### Data provided
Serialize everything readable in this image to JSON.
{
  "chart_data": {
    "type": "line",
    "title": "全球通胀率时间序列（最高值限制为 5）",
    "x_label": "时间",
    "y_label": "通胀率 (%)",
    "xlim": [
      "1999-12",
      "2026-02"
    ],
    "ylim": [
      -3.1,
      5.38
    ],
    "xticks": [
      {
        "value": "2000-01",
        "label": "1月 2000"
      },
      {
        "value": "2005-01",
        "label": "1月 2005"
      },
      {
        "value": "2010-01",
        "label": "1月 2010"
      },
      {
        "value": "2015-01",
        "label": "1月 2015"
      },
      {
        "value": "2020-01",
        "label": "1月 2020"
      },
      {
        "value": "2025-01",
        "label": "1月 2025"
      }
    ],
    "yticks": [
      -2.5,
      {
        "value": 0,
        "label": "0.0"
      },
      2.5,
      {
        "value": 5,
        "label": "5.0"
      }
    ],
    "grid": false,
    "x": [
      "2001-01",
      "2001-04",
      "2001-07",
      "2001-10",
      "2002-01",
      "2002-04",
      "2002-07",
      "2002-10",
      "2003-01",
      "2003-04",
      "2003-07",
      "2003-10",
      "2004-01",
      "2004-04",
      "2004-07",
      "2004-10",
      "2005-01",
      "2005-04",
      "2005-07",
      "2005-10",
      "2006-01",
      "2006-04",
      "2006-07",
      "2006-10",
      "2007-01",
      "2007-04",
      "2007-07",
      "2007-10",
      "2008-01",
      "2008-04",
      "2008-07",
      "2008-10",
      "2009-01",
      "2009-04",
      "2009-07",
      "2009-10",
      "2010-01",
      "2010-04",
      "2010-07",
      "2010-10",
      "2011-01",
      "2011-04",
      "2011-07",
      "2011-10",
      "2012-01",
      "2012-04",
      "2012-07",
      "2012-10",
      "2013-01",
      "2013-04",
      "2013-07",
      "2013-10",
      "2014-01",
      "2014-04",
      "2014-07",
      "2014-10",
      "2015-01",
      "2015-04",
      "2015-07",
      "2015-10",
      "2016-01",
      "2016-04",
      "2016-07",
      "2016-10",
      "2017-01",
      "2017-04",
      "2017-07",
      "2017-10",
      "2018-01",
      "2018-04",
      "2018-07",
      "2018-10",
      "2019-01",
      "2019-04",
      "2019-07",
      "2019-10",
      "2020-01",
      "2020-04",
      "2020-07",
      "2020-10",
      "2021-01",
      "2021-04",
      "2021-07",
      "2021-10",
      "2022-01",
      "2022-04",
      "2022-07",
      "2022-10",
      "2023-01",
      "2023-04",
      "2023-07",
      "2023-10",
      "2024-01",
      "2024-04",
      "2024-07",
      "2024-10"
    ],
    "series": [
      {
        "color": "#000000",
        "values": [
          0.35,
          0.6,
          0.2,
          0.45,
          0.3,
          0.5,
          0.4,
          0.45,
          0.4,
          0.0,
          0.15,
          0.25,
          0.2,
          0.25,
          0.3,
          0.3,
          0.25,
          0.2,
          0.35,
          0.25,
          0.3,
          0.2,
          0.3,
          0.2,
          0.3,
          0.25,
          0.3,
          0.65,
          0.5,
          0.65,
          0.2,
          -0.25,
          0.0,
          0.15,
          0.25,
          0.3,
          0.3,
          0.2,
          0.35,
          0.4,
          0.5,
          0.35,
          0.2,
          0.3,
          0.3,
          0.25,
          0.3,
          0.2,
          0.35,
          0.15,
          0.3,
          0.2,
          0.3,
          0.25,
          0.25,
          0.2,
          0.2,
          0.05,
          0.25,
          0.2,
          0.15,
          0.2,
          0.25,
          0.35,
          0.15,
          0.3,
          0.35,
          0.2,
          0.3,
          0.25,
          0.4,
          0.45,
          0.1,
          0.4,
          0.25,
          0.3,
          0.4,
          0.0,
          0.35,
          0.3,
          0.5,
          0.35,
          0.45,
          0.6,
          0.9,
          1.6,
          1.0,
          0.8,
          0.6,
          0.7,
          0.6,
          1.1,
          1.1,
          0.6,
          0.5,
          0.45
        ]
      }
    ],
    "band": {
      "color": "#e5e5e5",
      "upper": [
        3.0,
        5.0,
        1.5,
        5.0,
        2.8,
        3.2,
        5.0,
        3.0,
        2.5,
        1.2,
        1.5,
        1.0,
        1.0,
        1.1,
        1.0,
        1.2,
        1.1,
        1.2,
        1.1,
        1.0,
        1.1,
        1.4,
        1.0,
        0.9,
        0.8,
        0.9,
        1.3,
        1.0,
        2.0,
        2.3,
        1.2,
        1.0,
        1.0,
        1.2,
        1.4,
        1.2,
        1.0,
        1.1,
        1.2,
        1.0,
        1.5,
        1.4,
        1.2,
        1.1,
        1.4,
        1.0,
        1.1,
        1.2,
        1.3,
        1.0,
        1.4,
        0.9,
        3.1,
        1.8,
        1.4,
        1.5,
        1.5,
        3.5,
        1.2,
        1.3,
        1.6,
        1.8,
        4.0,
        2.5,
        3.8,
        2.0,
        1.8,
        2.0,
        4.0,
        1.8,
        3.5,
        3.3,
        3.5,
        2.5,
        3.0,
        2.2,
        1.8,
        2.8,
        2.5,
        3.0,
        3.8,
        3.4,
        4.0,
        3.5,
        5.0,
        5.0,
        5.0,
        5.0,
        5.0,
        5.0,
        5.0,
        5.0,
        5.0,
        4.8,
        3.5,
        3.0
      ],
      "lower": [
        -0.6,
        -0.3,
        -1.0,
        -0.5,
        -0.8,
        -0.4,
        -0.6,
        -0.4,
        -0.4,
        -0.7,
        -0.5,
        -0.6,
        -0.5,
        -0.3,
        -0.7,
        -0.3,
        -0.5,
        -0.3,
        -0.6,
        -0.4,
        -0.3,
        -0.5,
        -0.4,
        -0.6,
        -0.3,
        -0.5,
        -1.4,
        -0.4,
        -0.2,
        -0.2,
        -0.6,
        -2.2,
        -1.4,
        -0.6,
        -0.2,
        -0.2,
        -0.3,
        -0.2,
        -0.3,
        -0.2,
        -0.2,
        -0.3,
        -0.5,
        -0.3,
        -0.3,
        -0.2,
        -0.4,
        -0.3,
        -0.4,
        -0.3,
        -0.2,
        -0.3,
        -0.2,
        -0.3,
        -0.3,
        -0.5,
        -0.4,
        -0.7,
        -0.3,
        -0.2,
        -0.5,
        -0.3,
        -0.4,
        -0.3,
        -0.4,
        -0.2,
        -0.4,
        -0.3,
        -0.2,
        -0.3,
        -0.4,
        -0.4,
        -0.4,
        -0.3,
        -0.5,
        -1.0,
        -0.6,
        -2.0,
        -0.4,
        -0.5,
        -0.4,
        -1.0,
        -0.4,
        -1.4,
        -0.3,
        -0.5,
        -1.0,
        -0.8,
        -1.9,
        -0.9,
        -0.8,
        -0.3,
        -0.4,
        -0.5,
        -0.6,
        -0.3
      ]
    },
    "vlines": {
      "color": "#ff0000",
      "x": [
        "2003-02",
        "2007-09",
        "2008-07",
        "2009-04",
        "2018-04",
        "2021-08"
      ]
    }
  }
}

### What the task requires
Write out the complete set of records exactly as given.

### Reply
Serialize everything readable in this image to JSON.
{
  "chart_data": {
    "type": "line",
    "title": "全球通胀率时间序列（最高值限制为 5）",
    "x_label": "时间",
    "y_label": "通胀率 (%)",
    "xlim": [
      "1999-12",
      "2026-02"
    ],
    "ylim": [
      -3.1,
      5.38
    ],
    "xticks": [
      {
        "value": "2000-01",
        "label": "1月 2000"
      },
      {
        "value": "2005-01",
        "label": "1月 2005"
      },
      {
        "value": "2010-01",
        "label": "1月 2010"
      },
      {
        "value": "2015-01",
        "label": "1月 2015"
      },
      {
        "value": "2020-01",
        "label": "1月 2020"
      },
      {
        "value": "2025-01",
        "label": "1月 2025"
      }
    ],
    "yticks": [
      -2.5,
      {
        "value": 0,
        "label": "0.0"
      },
      2.5,
      {
        "value": 5,
        "label": "5.0"
      }
    ],
    "grid": false,
    "x": [
      "2001-01",
      "2001-04",
      "2001-07",
      "2001-10",
      "2002-01",
      "2002-04",
      "2002-07",
      "2002-10",
      "2003-01",
      "2003-04",
      "2003-07",
      "2003-10",
      "2004-01",
      "2004-04",
      "2004-07",
      "2004-10",
      "2005-01",
      "2005-04",
      "2005-07",
      "2005-10",
      "2006-01",
      "2006-04",
      "2006-07",
      "2006-10",
      "2007-01",
      "2007-04",
      "2007-07",
      "2007-10",
      "2008-01",
      "2008-04",
      "2008-07",
      "2008-10",
      "2009-01",
      "2009-04",
      "2009-07",
      "2009-10",
      "2010-01",
      "2010-04",
      "2010-07",
      "2010-10",
      "2011-01",
      "2011-04",
      "2011-07",
      "2011-10",
      "2012-01",
      "2012-04",
      "2012-07",
      "2012-10",
      "2013-01",
      "2013-04",
      "2013-07",
      "2013-10",
      "2014-01",
      "2014-04",
      "2014-07",
      "2014-10",
      "2015-01",
      "2015-04",
      "2015-07",
      "2015-10",
      "2016-01",
      "2016-04",
      "2016-07",
      "2016-10",
      "2017-01",
      "2017-04",
      "2017-07",
      "2017-10",
      "2018-01",
      "2018-04",
      "2018-07",
      "2018-10",
      "2019-01",
      "2019-04",
      "2019-07",
      "2019-10",
      "2020-01",
      "2020-04",
      "2020-07",
      "2020-10",
      "2021-01",
      "2021-04",
      "2021-07",
      "2021-10",
      "2022-01",
      "2022-04",
      "2022-07",
      "2022-10",
      "2023-01",
      "2023-04",
      "2023-07",
      "2023-10",
      "2024-01",
      "2024-04",
      "2024-07",
      "2024-10"
    ],
    "series": [
      {
        "color": "#000000",
        "values": [
          0.35,
          0.6,
          0.2,
          0.45,
          0.3,
          0.5,
          0.4,
          0.45,
          0.4,
          0.0,
          0.15,
          0.25,
          0.2,
          0.25,
          0.3,
          0.3,
          0.25,
          0.2,
          0.35,
          0.25,
          0.3,
          0.2,
          0.3,
          0.2,
          0.3,
          0.25,
          0.3,
          0.65,
          0.5,
          0.65,
          0.2,
          -0.25,
          0.0,
          0.15,
          0.25,
          0.3,
          0.3,
          0.2,
          0.35,
          0.4,
          0.5,
          0.35,
          0.2,
          0.3,
          0.3,
          0.25,
          0.3,
          0.2,
          0.35,
          0.15,
          0.3,
          0.2,
          0.3,
          0.25,
          0.25,
          0.2,
          0.2,
          0.05,
          0.25,
          0.2,
          0.15,
          0.2,
          0.25,
          0.35,
          0.15,
          0.3,
          0.35,
          0.2,
          0.3,
          0.25,
          0.4,
          0.45,
          0.1,
          0.4,
          0.25,
          0.3,
          0.4,
          0.0,
          0.35,
          0.3,
          0.5,
          0.35,
          0.45,
          0.6,
          0.9,
          1.6,
          1.0,
          0.8,
          0.6,
          0.7,
          0.6,
          1.1,
          1.1,
          0.6,
          0.5,
          0.45
        ]
      }
    ],
    "band": {
      "color": "#e5e5e5",
      "upper": [
        3.0,
        5.0,
        1.5,
        5.0,
        2.8,
        3.2,
        5.0,
        3.0,
        2.5,
        1.2,
        1.5,
        1.0,
        1.0,
        1.1,
        1.0,
        1.2,
        1.1,
        1.2,
        1.1,
        1.0,
        1.1,
        1.4,
        1.0,
        0.9,
        0.8,
        0.9,
        1.3,
        1.0,
        2.0,
        2.3,
        1.2,
        1.0,
        1.0,
        1.2,
        1.4,
        1.2,
        1.0,
        1.1,
        1.2,
        1.0,
        1.5,
        1.4,
        1.2,
        1.1,
        1.4,
        1.0,
        1.1,
        1.2,
        1.3,
        1.0,
        1.4,
        0.9,
        3.1,
        1.8,
        1.4,
        1.5,
        1.5,
        3.5,
        1.2,
        1.3,
        1.6,
        1.8,
        4.0,
        2.5,
        3.8,
        2.0,
        1.8,
        2.0,
        4.0,
        1.8,
        3.5,
        3.3,
        3.5,
        2.5,
        3.0,
        2.2,
        1.8,
        2.8,
        2.5,
        3.0,
        3.8,
        3.4,
        4.0,
        3.5,
        5.0,
        5.0,
        5.0,
        5.0,
        5.0,
        5.0,
        5.0,
        5.0,
        5.0,
        4.8,
        3.5,
        3.0
      ],
      "lower": [
        -0.6,
        -0.3,
        -1.0,
        -0.5,
        -0.8,
        -0.4,
        -0.6,
        -0.4,
        -0.4,
        -0.7,
        -0.5,
        -0.6,
        -0.5,
        -0.3,
        -0.7,
        -0.3,
        -0.5,
        -0.3,
        -0.6,
        -0.4,
        -0.3,
        -0.5,
        -0.4,
        -0.6,
        -0.3,
        -0.5,
        -1.4,
        -0.4,
        -0.2,
        -0.2,
        -0.6,
        -2.2,
        -1.4,
        -0.6,
        -0.2,
        -0.2,
        -0.3,
        -0.2,
        -0.3,
        -0.2,
        -0.2,
        -0.3,
        -0.5,
        -0.3,
        -0.3,
        -0.2,
        -0.4,
        -0.3,
        -0.4,
        -0.3,
        -0.2,
        -0.3,
        -0.2,
        -0.3,
        -0.3,
        -0.5,
        -0.4,
        -0.7,
        -0.3,
        -0.2,
        -0.5,
        -0.3,
        -0.4,
        -0.3,
        -0.4,
        -0.2,
        -0.4,
        -0.3,
        -0.2,
        -0.3,
        -0.4,
        -0.4,
        -0.4,
        -0.3,
        -0.5,
        -1.0,
        -0.6,
        -2.0,
        -0.4,
        -0.5,
        -0.4,
        -1.0,
        -0.4,
        -1.4,
        -0.3,
        -0.5,
        -1.0,
        -0.8,
        -1.9,
        -0.9,
        -0.8,
        -0.3,
        -0.4,
        -0.5,
        -0.6,
        -0.3
      ]
    },
    "vlines": {
      "color": "#ff0000",
      "x": [
        "2003-02",
        "2007-09",
        "2008-07",
        "2009-04",
        "2018-04",
        "2021-08"
      ]
    }
  }
}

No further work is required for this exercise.